Stored records
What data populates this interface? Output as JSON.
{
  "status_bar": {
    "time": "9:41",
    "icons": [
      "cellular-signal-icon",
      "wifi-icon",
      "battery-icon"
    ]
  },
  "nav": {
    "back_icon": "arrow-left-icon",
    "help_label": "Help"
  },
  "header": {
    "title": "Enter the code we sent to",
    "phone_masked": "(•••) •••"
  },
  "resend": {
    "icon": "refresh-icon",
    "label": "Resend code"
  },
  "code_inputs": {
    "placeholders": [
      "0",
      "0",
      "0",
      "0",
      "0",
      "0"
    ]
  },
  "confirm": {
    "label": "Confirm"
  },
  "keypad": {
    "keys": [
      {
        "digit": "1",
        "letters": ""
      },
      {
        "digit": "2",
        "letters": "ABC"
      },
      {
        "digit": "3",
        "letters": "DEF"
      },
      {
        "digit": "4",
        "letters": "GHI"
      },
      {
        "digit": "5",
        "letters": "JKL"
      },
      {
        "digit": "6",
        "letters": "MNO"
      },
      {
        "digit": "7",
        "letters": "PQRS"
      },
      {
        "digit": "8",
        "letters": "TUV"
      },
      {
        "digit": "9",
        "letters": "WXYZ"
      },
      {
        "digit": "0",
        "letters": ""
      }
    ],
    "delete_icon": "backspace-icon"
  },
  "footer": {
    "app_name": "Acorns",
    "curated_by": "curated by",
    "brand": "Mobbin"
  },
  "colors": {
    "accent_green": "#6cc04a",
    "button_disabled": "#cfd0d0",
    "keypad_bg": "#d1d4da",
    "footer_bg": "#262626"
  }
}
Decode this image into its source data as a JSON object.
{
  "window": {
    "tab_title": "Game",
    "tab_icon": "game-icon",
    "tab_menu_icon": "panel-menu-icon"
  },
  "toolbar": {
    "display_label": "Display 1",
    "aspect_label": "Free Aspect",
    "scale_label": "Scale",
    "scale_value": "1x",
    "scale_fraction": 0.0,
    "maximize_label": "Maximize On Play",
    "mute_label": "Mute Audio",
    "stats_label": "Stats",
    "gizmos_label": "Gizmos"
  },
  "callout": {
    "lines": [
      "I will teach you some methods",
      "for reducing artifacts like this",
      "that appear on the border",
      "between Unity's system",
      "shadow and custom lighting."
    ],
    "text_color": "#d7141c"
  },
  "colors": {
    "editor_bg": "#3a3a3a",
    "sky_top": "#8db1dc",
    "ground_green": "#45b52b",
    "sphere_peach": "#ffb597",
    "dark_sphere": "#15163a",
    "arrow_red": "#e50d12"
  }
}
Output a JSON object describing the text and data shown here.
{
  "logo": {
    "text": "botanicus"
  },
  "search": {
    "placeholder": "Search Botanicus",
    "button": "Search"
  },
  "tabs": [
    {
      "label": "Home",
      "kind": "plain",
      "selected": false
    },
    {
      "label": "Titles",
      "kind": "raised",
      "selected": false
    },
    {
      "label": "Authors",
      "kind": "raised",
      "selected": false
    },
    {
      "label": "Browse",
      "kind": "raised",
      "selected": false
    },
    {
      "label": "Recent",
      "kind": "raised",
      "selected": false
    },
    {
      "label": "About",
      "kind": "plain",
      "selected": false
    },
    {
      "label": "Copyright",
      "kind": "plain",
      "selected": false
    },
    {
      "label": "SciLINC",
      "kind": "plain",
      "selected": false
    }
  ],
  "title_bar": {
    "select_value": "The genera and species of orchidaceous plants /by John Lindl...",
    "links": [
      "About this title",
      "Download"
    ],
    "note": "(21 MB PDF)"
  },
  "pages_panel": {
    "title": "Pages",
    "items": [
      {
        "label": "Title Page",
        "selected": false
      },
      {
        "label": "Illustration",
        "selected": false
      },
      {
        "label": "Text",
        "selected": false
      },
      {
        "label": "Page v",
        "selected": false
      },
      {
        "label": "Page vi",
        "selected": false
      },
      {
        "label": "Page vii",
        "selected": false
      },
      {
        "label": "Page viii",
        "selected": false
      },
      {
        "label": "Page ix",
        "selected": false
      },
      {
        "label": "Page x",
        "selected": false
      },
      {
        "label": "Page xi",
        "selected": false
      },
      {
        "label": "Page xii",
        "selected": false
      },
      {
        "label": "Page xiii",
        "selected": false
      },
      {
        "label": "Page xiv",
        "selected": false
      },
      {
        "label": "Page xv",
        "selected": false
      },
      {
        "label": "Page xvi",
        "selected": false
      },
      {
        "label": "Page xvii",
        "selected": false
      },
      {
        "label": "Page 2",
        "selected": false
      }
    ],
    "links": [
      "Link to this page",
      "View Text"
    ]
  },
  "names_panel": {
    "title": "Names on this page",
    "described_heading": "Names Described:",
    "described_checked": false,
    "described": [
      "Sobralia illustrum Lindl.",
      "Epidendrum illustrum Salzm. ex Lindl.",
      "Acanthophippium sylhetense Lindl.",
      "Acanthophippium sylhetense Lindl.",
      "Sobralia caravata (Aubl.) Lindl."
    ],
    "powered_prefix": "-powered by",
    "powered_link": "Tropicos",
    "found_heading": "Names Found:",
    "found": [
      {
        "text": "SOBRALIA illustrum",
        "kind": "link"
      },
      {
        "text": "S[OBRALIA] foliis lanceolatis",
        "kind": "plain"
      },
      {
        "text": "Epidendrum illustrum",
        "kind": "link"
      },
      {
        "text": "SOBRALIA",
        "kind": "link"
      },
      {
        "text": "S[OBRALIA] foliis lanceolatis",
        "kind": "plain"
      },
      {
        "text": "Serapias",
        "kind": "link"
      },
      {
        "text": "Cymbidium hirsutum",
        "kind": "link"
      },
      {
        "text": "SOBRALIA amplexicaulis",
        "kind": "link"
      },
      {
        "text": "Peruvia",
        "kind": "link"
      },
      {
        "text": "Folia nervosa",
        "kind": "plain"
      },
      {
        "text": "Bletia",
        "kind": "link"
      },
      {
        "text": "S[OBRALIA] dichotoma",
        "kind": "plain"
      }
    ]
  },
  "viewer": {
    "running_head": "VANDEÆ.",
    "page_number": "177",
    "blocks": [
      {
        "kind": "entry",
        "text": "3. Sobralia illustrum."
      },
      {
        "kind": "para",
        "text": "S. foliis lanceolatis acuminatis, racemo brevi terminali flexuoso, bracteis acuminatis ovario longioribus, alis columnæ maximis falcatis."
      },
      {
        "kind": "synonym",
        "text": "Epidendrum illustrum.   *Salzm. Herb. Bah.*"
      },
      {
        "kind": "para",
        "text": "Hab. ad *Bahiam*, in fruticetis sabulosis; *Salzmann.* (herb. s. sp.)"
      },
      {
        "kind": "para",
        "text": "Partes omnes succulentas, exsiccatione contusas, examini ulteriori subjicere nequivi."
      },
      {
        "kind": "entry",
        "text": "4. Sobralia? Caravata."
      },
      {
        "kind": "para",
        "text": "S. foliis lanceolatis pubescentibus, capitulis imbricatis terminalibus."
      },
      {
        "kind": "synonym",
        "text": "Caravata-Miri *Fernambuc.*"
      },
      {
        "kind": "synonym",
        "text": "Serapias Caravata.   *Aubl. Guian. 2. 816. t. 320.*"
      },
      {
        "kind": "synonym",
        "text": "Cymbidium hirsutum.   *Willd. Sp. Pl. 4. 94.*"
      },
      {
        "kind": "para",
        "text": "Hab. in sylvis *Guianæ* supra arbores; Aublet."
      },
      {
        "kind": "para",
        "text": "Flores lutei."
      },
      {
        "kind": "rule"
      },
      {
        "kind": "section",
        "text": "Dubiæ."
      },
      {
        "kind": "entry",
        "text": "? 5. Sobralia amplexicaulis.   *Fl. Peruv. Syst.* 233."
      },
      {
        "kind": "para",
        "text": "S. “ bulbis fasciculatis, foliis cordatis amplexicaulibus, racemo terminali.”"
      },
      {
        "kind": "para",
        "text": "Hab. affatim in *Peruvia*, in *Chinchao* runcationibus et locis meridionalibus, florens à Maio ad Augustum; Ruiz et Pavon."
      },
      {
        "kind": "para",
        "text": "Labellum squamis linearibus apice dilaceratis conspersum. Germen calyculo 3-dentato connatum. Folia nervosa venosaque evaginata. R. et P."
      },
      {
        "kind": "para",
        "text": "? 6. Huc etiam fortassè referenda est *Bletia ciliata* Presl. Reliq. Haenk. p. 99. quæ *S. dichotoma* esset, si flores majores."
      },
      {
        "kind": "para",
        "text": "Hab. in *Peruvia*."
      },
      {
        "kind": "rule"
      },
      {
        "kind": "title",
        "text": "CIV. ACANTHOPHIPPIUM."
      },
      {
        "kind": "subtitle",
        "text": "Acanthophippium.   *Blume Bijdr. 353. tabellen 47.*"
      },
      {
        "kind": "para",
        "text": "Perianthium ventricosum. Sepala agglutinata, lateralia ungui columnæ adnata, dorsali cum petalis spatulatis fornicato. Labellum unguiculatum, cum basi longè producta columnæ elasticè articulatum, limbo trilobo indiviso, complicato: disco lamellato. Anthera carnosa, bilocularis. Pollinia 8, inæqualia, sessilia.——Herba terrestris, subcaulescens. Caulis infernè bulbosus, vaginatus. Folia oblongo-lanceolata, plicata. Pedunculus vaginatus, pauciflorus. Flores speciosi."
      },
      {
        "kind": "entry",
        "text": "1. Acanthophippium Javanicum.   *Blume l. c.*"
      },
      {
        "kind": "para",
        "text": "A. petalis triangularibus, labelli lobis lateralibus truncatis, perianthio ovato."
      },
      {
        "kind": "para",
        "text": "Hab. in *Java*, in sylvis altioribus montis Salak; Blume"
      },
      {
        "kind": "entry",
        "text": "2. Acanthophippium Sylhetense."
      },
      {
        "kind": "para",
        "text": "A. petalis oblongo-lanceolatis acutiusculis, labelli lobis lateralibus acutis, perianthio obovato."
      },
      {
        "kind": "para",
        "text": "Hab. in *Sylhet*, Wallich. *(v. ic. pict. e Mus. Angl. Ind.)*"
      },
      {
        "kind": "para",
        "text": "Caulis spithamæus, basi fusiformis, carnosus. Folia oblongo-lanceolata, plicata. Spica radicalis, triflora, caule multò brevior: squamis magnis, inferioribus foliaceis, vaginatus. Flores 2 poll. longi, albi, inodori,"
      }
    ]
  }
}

* Exercise aim *
Show every line from the entries above in which "amplexicaulis" appears.

* Task result *
        "text": "SOBRALIA amplexicaulis",
        "text": "? 5. Sobralia amplexicaulis.   *Fl. Peruv. Syst.* 233."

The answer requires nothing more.